GOAL OF THE EXERCISE: Repeat each record exactly as written, and drop any images.
— start of INFORMATION GIVEN —
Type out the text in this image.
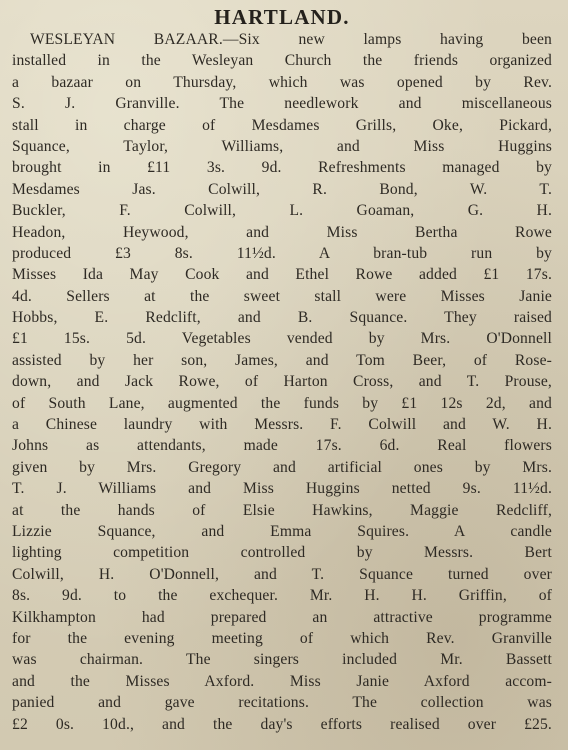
HARTLAND.
WESLEYAN BAZAAR.—Six new lamps having been
installed in the Wesleyan Church the friends organized
a bazaar on Thursday, which was opened by Rev.
S. J. Granville. The needlework and miscellaneous
stall in charge of Mesdames Grills, Oke, Pickard,
Squance, Taylor, Williams, and Miss Huggins
brought in £11 3s. 9d. Refreshments managed by
Mesdames Jas. Colwill, R. Bond, W. T.
Buckler, F. Colwill, L. Goaman, G. H.
Headon, Heywood, and Miss Bertha Rowe
produced £3 8s. 11½d. A bran-tub run by
Misses Ida May Cook and Ethel Rowe added £1 17s.
4d. Sellers at the sweet stall were Misses Janie
Hobbs, E. Redclift, and B. Squance. They raised
£1 15s. 5d. Vegetables vended by Mrs. O'Donnell
assisted by her son, James, and Tom Beer, of Rose-
down, and Jack Rowe, of Harton Cross, and T. Prouse,
of South Lane, augmented the funds by £1 12s 2d, and
a Chinese laundry with Messrs. F. Colwill and W. H.
Johns as attendants, made 17s. 6d. Real flowers
given by Mrs. Gregory and artificial ones by Mrs.
T. J. Williams and Miss Huggins netted 9s. 11½d.
at the hands of Elsie Hawkins, Maggie Redcliff,
Lizzie Squance, and Emma Squires. A candle
lighting competition controlled by Messrs. Bert
Colwill, H. O'Donnell, and T. Squance turned over
8s. 9d. to the exchequer. Mr. H. H. Griffin, of
Kilkhampton had prepared an attractive programme
for the evening meeting of which Rev. Granville
was chairman. The singers included Mr. Bassett
and the Misses Axford. Miss Janie Axford accom-
panied and gave recitations. The collection was
£2 0s. 10d., and the day's efforts realised over £25.
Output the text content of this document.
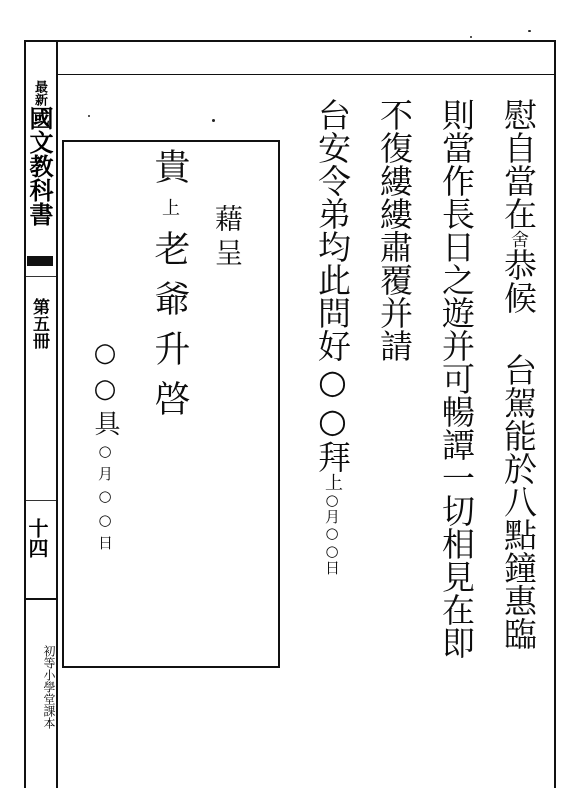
最新國文教科書
第五冊
十四
初等小學堂課本
慰自當在舍恭候 台駕能於八點鐘惠臨
則當作長日之遊并可暢譚一切相見在即
不復縷縷肅覆并請
台安令弟均此問好○○拜上○月○○日
貴上老爺升啓
藉呈
○○具○月○○日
— end of INFORMATION GIVEN —
REPLY:
Type out the text in this image.
HARTLAND.
WESLEYAN BAZAAR.—Six new lamps having been
installed in the Wesleyan Church the friends organized
a bazaar on Thursday, which was opened by Rev.
S. J. Granville. The needlework and miscellaneous
stall in charge of Mesdames Grills, Oke, Pickard,
Squance, Taylor, Williams, and Miss Huggins
brought in £11 3s. 9d. Refreshments managed by
Mesdames Jas. Colwill, R. Bond, W. T.
Buckler, F. Colwill, L. Goaman, G. H.
Headon, Heywood, and Miss Bertha Rowe
produced £3 8s. 11½d. A bran-tub run by
Misses Ida May Cook and Ethel Rowe added £1 17s.
4d. Sellers at the sweet stall were Misses Janie
Hobbs, E. Redclift, and B. Squance. They raised
£1 15s. 5d. Vegetables vended by Mrs. O'Donnell
assisted by her son, James, and Tom Beer, of Rose-
down, and Jack Rowe, of Harton Cross, and T. Prouse,
of South Lane, augmented the funds by £1 12s 2d, and
a Chinese laundry with Messrs. F. Colwill and W. H.
Johns as attendants, made 17s. 6d. Real flowers
given by Mrs. Gregory and artificial ones by Mrs.
T. J. Williams and Miss Huggins netted 9s. 11½d.
at the hands of Elsie Hawkins, Maggie Redcliff,
Lizzie Squance, and Emma Squires. A candle
lighting competition controlled by Messrs. Bert
Colwill, H. O'Donnell, and T. Squance turned over
8s. 9d. to the exchequer. Mr. H. H. Griffin, of
Kilkhampton had prepared an attractive programme
for the evening meeting of which Rev. Granville
was chairman. The singers included Mr. Bassett
and the Misses Axford. Miss Janie Axford accom-
panied and gave recitations. The collection was
£2 0s. 10d., and the day's efforts realised over £25.
Output the text content of this document.
最新國文教科書
第五冊
十四
初等小學堂課本
慰自當在舍恭候 台駕能於八點鐘惠臨
則當作長日之遊并可暢譚一切相見在即
不復縷縷肅覆并請
台安令弟均此問好○○拜上○月○○日
貴上老爺升啓
藉呈
○○具○月○○日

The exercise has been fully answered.